** Start of Raw data **

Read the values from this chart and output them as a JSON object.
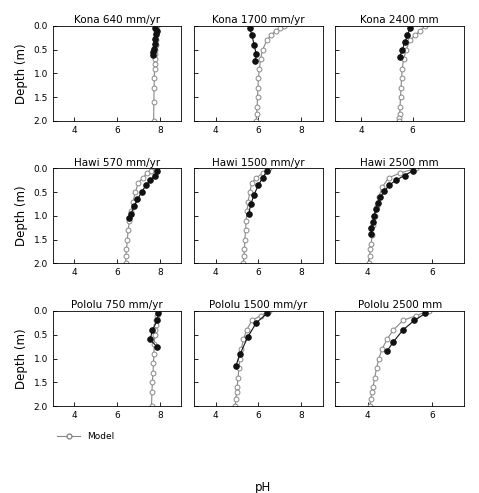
{
  "panels": [
    {
      "title": "Kona 640 mm/yr",
      "model_ph": [
        7.85,
        7.83,
        7.82,
        7.81,
        7.8,
        7.79,
        7.78,
        7.77,
        7.76,
        7.75,
        7.74,
        7.73,
        7.72,
        7.71
      ],
      "model_depth": [
        0.0,
        0.1,
        0.2,
        0.3,
        0.4,
        0.5,
        0.6,
        0.7,
        0.8,
        0.9,
        1.1,
        1.3,
        1.6,
        2.0
      ],
      "obs_ph": [
        7.75,
        7.85,
        7.82,
        7.78,
        7.75,
        7.72,
        7.7,
        7.68
      ],
      "obs_depth": [
        0.05,
        0.1,
        0.18,
        0.28,
        0.38,
        0.48,
        0.55,
        0.62
      ],
      "xlim": [
        3,
        9
      ],
      "xticks": [
        4,
        6,
        8
      ]
    },
    {
      "title": "Kona 1700 mm/yr",
      "model_ph": [
        7.2,
        7.0,
        6.8,
        6.6,
        6.4,
        6.2,
        6.1,
        6.05,
        6.0,
        5.98,
        5.96,
        5.94,
        5.92,
        5.9
      ],
      "model_depth": [
        0.0,
        0.05,
        0.1,
        0.2,
        0.3,
        0.5,
        0.7,
        0.9,
        1.1,
        1.3,
        1.5,
        1.7,
        1.85,
        2.0
      ],
      "obs_ph": [
        5.6,
        5.7,
        5.8,
        5.9,
        5.85
      ],
      "obs_depth": [
        0.05,
        0.2,
        0.4,
        0.6,
        0.75
      ],
      "xlim": [
        3,
        9
      ],
      "xticks": [
        4,
        6,
        8
      ]
    },
    {
      "title": "Kona 2400 mm",
      "model_ph": [
        6.5,
        6.3,
        6.1,
        5.9,
        5.75,
        5.65,
        5.6,
        5.57,
        5.55,
        5.53,
        5.51,
        5.5,
        5.49,
        5.48
      ],
      "model_depth": [
        0.0,
        0.1,
        0.2,
        0.3,
        0.5,
        0.7,
        0.9,
        1.1,
        1.3,
        1.5,
        1.7,
        1.85,
        1.95,
        2.0
      ],
      "obs_ph": [
        5.9,
        5.8,
        5.7,
        5.6,
        5.5
      ],
      "obs_depth": [
        0.05,
        0.2,
        0.35,
        0.5,
        0.65
      ],
      "xlim": [
        3,
        8
      ],
      "xticks": [
        4,
        6
      ]
    },
    {
      "title": "Hawi 570 mm/yr",
      "model_ph": [
        7.8,
        7.6,
        7.4,
        7.2,
        7.0,
        6.85,
        6.75,
        6.65,
        6.58,
        6.52,
        6.48,
        6.44,
        6.42,
        6.4
      ],
      "model_depth": [
        0.0,
        0.05,
        0.1,
        0.2,
        0.3,
        0.5,
        0.7,
        0.9,
        1.1,
        1.3,
        1.5,
        1.7,
        1.85,
        2.0
      ],
      "obs_ph": [
        7.85,
        7.75,
        7.55,
        7.35,
        7.15,
        6.95,
        6.8,
        6.65,
        6.55
      ],
      "obs_depth": [
        0.05,
        0.15,
        0.25,
        0.35,
        0.5,
        0.65,
        0.8,
        0.95,
        1.05
      ],
      "xlim": [
        3,
        9
      ],
      "xticks": [
        4,
        6,
        8
      ]
    },
    {
      "title": "Hawi 1500 mm/yr",
      "model_ph": [
        6.5,
        6.2,
        5.9,
        5.7,
        5.6,
        5.52,
        5.47,
        5.43,
        5.4,
        5.37,
        5.35,
        5.32,
        5.3
      ],
      "model_depth": [
        0.0,
        0.1,
        0.2,
        0.3,
        0.5,
        0.7,
        0.9,
        1.1,
        1.3,
        1.5,
        1.7,
        1.85,
        2.0
      ],
      "obs_ph": [
        6.4,
        6.2,
        6.0,
        5.8,
        5.65,
        5.55
      ],
      "obs_depth": [
        0.05,
        0.2,
        0.35,
        0.55,
        0.75,
        0.95
      ],
      "xlim": [
        3,
        9
      ],
      "xticks": [
        4,
        6,
        8
      ]
    },
    {
      "title": "Hawi 2500 mm",
      "model_ph": [
        5.5,
        5.0,
        4.65,
        4.45,
        4.35,
        4.28,
        4.22,
        4.18,
        4.14,
        4.11,
        4.08,
        4.06,
        4.04
      ],
      "model_depth": [
        0.0,
        0.1,
        0.2,
        0.4,
        0.6,
        0.8,
        1.0,
        1.2,
        1.4,
        1.6,
        1.7,
        1.85,
        2.0
      ],
      "obs_ph": [
        5.4,
        5.15,
        4.88,
        4.68,
        4.52,
        4.4,
        4.32,
        4.25,
        4.2,
        4.16,
        4.12,
        4.09
      ],
      "obs_depth": [
        0.05,
        0.15,
        0.25,
        0.35,
        0.48,
        0.6,
        0.73,
        0.86,
        1.0,
        1.12,
        1.25,
        1.38
      ],
      "xlim": [
        3,
        7
      ],
      "xticks": [
        4,
        6
      ]
    },
    {
      "title": "Pololu 750 mm/yr",
      "model_ph": [
        7.9,
        7.85,
        7.82,
        7.8,
        7.78,
        7.76,
        7.74,
        7.72,
        7.7,
        7.68,
        7.65,
        7.63,
        7.61
      ],
      "model_depth": [
        0.0,
        0.1,
        0.2,
        0.3,
        0.4,
        0.5,
        0.7,
        0.9,
        1.1,
        1.3,
        1.5,
        1.7,
        2.0
      ],
      "obs_ph": [
        7.92,
        7.88,
        7.65,
        7.55,
        7.85
      ],
      "obs_depth": [
        0.05,
        0.2,
        0.4,
        0.6,
        0.75
      ],
      "xlim": [
        3,
        9
      ],
      "xticks": [
        4,
        6,
        8
      ]
    },
    {
      "title": "Pololu 1500 mm/yr",
      "model_ph": [
        6.5,
        6.1,
        5.7,
        5.45,
        5.3,
        5.2,
        5.14,
        5.09,
        5.05,
        5.01,
        4.98,
        4.95,
        4.92
      ],
      "model_depth": [
        0.0,
        0.1,
        0.2,
        0.4,
        0.6,
        0.8,
        1.0,
        1.2,
        1.4,
        1.6,
        1.7,
        1.85,
        2.0
      ],
      "obs_ph": [
        6.4,
        5.9,
        5.5,
        5.15,
        4.95
      ],
      "obs_depth": [
        0.05,
        0.25,
        0.55,
        0.9,
        1.15
      ],
      "xlim": [
        3,
        9
      ],
      "xticks": [
        4,
        6,
        8
      ]
    },
    {
      "title": "Pololu 2500 mm",
      "model_ph": [
        5.9,
        5.5,
        5.1,
        4.8,
        4.6,
        4.45,
        4.35,
        4.28,
        4.22,
        4.17,
        4.13,
        4.1,
        4.07
      ],
      "model_depth": [
        0.0,
        0.1,
        0.2,
        0.4,
        0.6,
        0.8,
        1.0,
        1.2,
        1.4,
        1.6,
        1.7,
        1.85,
        2.0
      ],
      "obs_ph": [
        5.8,
        5.45,
        5.1,
        4.8,
        4.6
      ],
      "obs_depth": [
        0.05,
        0.2,
        0.4,
        0.65,
        0.85
      ],
      "xlim": [
        3,
        7
      ],
      "xticks": [
        4,
        6
      ]
    }
  ],
  "nrows": 3,
  "ncols": 3,
  "ylim": [
    0,
    2
  ],
  "yticks": [
    0,
    0.5,
    1,
    1.5,
    2
  ],
  "ylabel": "Depth (m)",
  "xlabel": "pH",
  "model_color": "#888888",
  "obs_color": "#111111",
  "legend_label_model": "Model",
  "title_fontsize": 7.5,
  "tick_fontsize": 6.5,
  "label_fontsize": 8.5
}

** End of Raw data **

**Directions for this task:** In the listing above, how many lines include the word "Pololu"? Answer with the number and nothing more.

**Solution below:** 3